Render the material again word for word, skipping the pictures in it.
━━━━━━━━━━
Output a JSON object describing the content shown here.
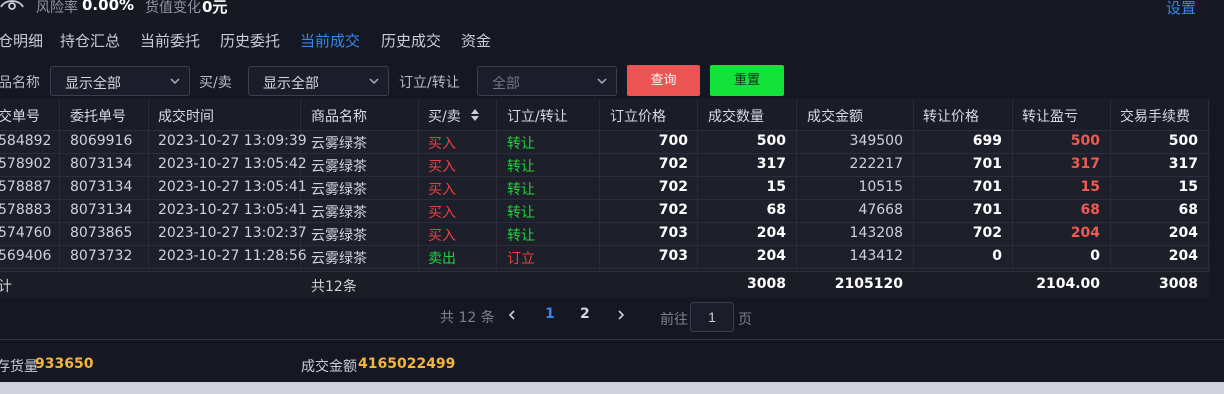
{
  "topbar": {
    "risk_label": "风险率",
    "risk_value": "0.00%",
    "change_label": "货值变化",
    "change_value": "0元",
    "settings_label": "设置"
  },
  "tabs": [
    {
      "label": "仓明细",
      "active": false
    },
    {
      "label": "持仓汇总",
      "active": false
    },
    {
      "label": "当前委托",
      "active": false
    },
    {
      "label": "历史委托",
      "active": false
    },
    {
      "label": "当前成交",
      "active": true
    },
    {
      "label": "历史成交",
      "active": false
    },
    {
      "label": "资金",
      "active": false
    }
  ],
  "filters": {
    "product_label": "品名称",
    "product_value": "显示全部",
    "side_label": "买/卖",
    "side_value": "显示全部",
    "type_label": "订立/转让",
    "type_placeholder": "全部",
    "query_label": "查询",
    "reset_label": "重置"
  },
  "table": {
    "headers": [
      "交单号",
      "委托单号",
      "成交时间",
      "商品名称",
      "买/卖",
      "订立/转让",
      "订立价格",
      "成交数量",
      "成交金额",
      "转让价格",
      "转让盈亏",
      "交易手续费"
    ],
    "rows": [
      {
        "deal_no": "584892",
        "order_no": "8069916",
        "time": "2023-10-27 13:09:39",
        "product": "云雾绿茶",
        "side": "买入",
        "type": "转让",
        "open_price": "700",
        "qty": "500",
        "amount": "349500",
        "close_price": "699",
        "pnl": "500",
        "fee": "500"
      },
      {
        "deal_no": "578902",
        "order_no": "8073134",
        "time": "2023-10-27 13:05:42",
        "product": "云雾绿茶",
        "side": "买入",
        "type": "转让",
        "open_price": "702",
        "qty": "317",
        "amount": "222217",
        "close_price": "701",
        "pnl": "317",
        "fee": "317"
      },
      {
        "deal_no": "578887",
        "order_no": "8073134",
        "time": "2023-10-27 13:05:41",
        "product": "云雾绿茶",
        "side": "买入",
        "type": "转让",
        "open_price": "702",
        "qty": "15",
        "amount": "10515",
        "close_price": "701",
        "pnl": "15",
        "fee": "15"
      },
      {
        "deal_no": "578883",
        "order_no": "8073134",
        "time": "2023-10-27 13:05:41",
        "product": "云雾绿茶",
        "side": "买入",
        "type": "转让",
        "open_price": "702",
        "qty": "68",
        "amount": "47668",
        "close_price": "701",
        "pnl": "68",
        "fee": "68"
      },
      {
        "deal_no": "574760",
        "order_no": "8073865",
        "time": "2023-10-27 13:02:37",
        "product": "云雾绿茶",
        "side": "买入",
        "type": "转让",
        "open_price": "703",
        "qty": "204",
        "amount": "143208",
        "close_price": "702",
        "pnl": "204",
        "fee": "204"
      },
      {
        "deal_no": "569406",
        "order_no": "8073732",
        "time": "2023-10-27 11:28:56",
        "product": "云雾绿茶",
        "side": "卖出",
        "type": "订立",
        "open_price": "703",
        "qty": "204",
        "amount": "143412",
        "close_price": "0",
        "pnl": "0",
        "fee": "204"
      }
    ],
    "summary": {
      "label": "计",
      "count": "共12条",
      "qty": "3008",
      "amount": "2105120",
      "pnl": "2104.00",
      "fee": "3008"
    }
  },
  "pager": {
    "total": "共 12 条",
    "pages": [
      "1",
      "2"
    ],
    "current": "1",
    "goto_label": "前往",
    "goto_value": "1",
    "goto_suffix": "页"
  },
  "footer": {
    "stock_label": "存货量",
    "stock_value": "933650",
    "amount_label": "成交金额",
    "amount_value": "4165022499"
  },
  "colors": {
    "accent": "#3a86e8",
    "buy": "#e8413f",
    "sell": "#22d13b",
    "highlight": "#f5b53b",
    "query_button": "#ec5454",
    "reset_button": "#12e23a"
  }
}
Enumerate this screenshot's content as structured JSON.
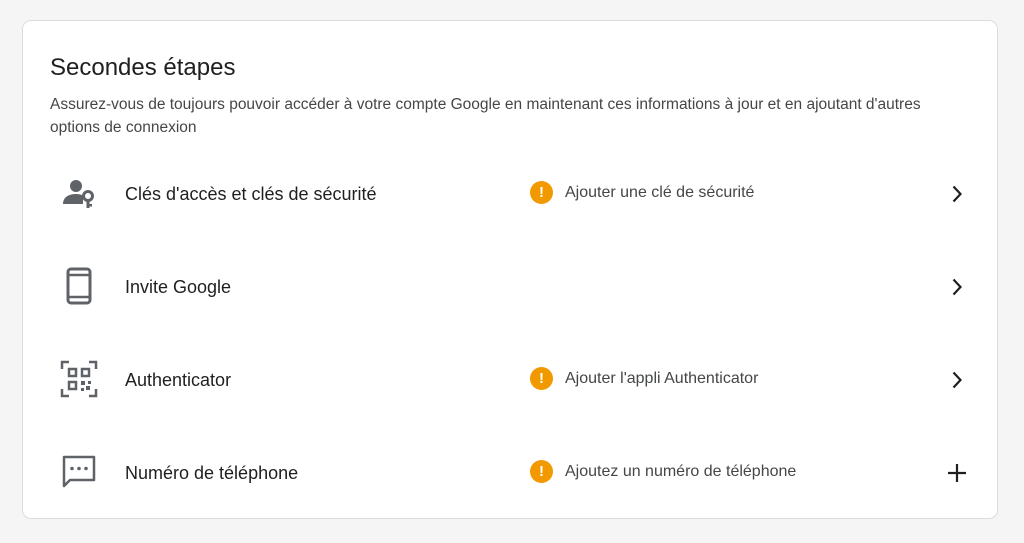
{
  "section": {
    "title": "Secondes étapes",
    "description": "Assurez-vous de toujours pouvoir accéder à votre compte Google en maintenant ces informations à jour et en ajoutant d'autres options de connexion"
  },
  "rows": [
    {
      "label": "Clés d'accès et clés de sécurité",
      "status": "Ajouter une clé de sécurité",
      "icon": "person-key-icon",
      "action": "chevron-right-icon"
    },
    {
      "label": "Invite Google",
      "status": "",
      "icon": "phone-icon",
      "action": "chevron-right-icon"
    },
    {
      "label": "Authenticator",
      "status": "Ajouter l'appli Authenticator",
      "icon": "qr-code-icon",
      "action": "chevron-right-icon"
    },
    {
      "label": "Numéro de téléphone",
      "status": "Ajoutez un numéro de téléphone",
      "icon": "sms-icon",
      "action": "plus-icon"
    }
  ],
  "warning_symbol": "!",
  "colors": {
    "warning": "#f29900",
    "icon": "#5f6368",
    "text": "#1f1f1f",
    "secondary_text": "#444746"
  }
}
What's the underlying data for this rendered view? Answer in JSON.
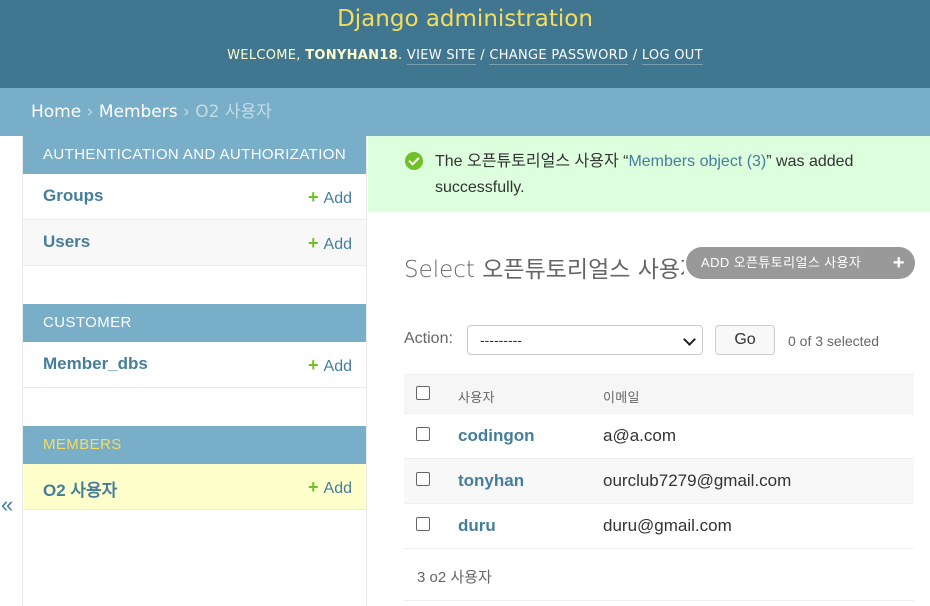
━━━━━━━━━━
**Full solution**:
Output a JSON object describing the content shown here.
{
  "topbar": {
    "risk_label": "风险率",
    "risk_value": "0.00%",
    "change_label": "货值变化",
    "change_value": "0元",
    "settings_label": "设置"
  },
  "tabs": [
    {
      "label": "仓明细",
      "active": false
    },
    {
      "label": "持仓汇总",
      "active": false
    },
    {
      "label": "当前委托",
      "active": false
    },
    {
      "label": "历史委托",
      "active": false
    },
    {
      "label": "当前成交",
      "active": true
    },
    {
      "label": "历史成交",
      "active": false
    },
    {
      "label": "资金",
      "active": false
    }
  ],
  "filters": {
    "product_label": "品名称",
    "product_value": "显示全部",
    "side_label": "买/卖",
    "side_value": "显示全部",
    "type_label": "订立/转让",
    "type_placeholder": "全部",
    "query_label": "查询",
    "reset_label": "重置"
  },
  "table": {
    "headers": [
      "交单号",
      "委托单号",
      "成交时间",
      "商品名称",
      "买/卖",
      "订立/转让",
      "订立价格",
      "成交数量",
      "成交金额",
      "转让价格",
      "转让盈亏",
      "交易手续费"
    ],
    "rows": [
      {
        "deal_no": "584892",
        "order_no": "8069916",
        "time": "2023-10-27 13:09:39",
        "product": "云雾绿茶",
        "side": "买入",
        "type": "转让",
        "open_price": "700",
        "qty": "500",
        "amount": "349500",
        "close_price": "699",
        "pnl": "500",
        "fee": "500"
      },
      {
        "deal_no": "578902",
        "order_no": "8073134",
        "time": "2023-10-27 13:05:42",
        "product": "云雾绿茶",
        "side": "买入",
        "type": "转让",
        "open_price": "702",
        "qty": "317",
        "amount": "222217",
        "close_price": "701",
        "pnl": "317",
        "fee": "317"
      },
      {
        "deal_no": "578887",
        "order_no": "8073134",
        "time": "2023-10-27 13:05:41",
        "product": "云雾绿茶",
        "side": "买入",
        "type": "转让",
        "open_price": "702",
        "qty": "15",
        "amount": "10515",
        "close_price": "701",
        "pnl": "15",
        "fee": "15"
      },
      {
        "deal_no": "578883",
        "order_no": "8073134",
        "time": "2023-10-27 13:05:41",
        "product": "云雾绿茶",
        "side": "买入",
        "type": "转让",
        "open_price": "702",
        "qty": "68",
        "amount": "47668",
        "close_price": "701",
        "pnl": "68",
        "fee": "68"
      },
      {
        "deal_no": "574760",
        "order_no": "8073865",
        "time": "2023-10-27 13:02:37",
        "product": "云雾绿茶",
        "side": "买入",
        "type": "转让",
        "open_price": "703",
        "qty": "204",
        "amount": "143208",
        "close_price": "702",
        "pnl": "204",
        "fee": "204"
      },
      {
        "deal_no": "569406",
        "order_no": "8073732",
        "time": "2023-10-27 11:28:56",
        "product": "云雾绿茶",
        "side": "卖出",
        "type": "订立",
        "open_price": "703",
        "qty": "204",
        "amount": "143412",
        "close_price": "0",
        "pnl": "0",
        "fee": "204"
      }
    ],
    "summary": {
      "label": "计",
      "count": "共12条",
      "qty": "3008",
      "amount": "2105120",
      "pnl": "2104.00",
      "fee": "3008"
    }
  },
  "pager": {
    "total": "共 12 条",
    "pages": [
      "1",
      "2"
    ],
    "current": "1",
    "goto_label": "前往",
    "goto_value": "1",
    "goto_suffix": "页"
  },
  "footer": {
    "stock_label": "存货量",
    "stock_value": "933650",
    "amount_label": "成交金额",
    "amount_value": "4165022499"
  },
  "colors": {
    "accent": "#3a86e8",
    "buy": "#e8413f",
    "sell": "#22d13b",
    "highlight": "#f5b53b",
    "query_button": "#ec5454",
    "reset_button": "#12e23a"
  }
}
Enumerate this screenshot's content as structured JSON.
{
  "section": {
    "title": "Secondes étapes",
    "description": "Assurez-vous de toujours pouvoir accéder à votre compte Google en maintenant ces informations à jour et en ajoutant d'autres options de connexion"
  },
  "rows": [
    {
      "label": "Clés d'accès et clés de sécurité",
      "status": "Ajouter une clé de sécurité",
      "icon": "person-key-icon",
      "action": "chevron-right-icon"
    },
    {
      "label": "Invite Google",
      "status": "",
      "icon": "phone-icon",
      "action": "chevron-right-icon"
    },
    {
      "label": "Authenticator",
      "status": "Ajouter l'appli Authenticator",
      "icon": "qr-code-icon",
      "action": "chevron-right-icon"
    },
    {
      "label": "Numéro de téléphone",
      "status": "Ajoutez un numéro de téléphone",
      "icon": "sms-icon",
      "action": "plus-icon"
    }
  ],
  "warning_symbol": "!",
  "colors": {
    "warning": "#f29900",
    "icon": "#5f6368",
    "text": "#1f1f1f",
    "secondary_text": "#444746"
  }
}
What's the underlying data for this rendered view? Answer in JSON.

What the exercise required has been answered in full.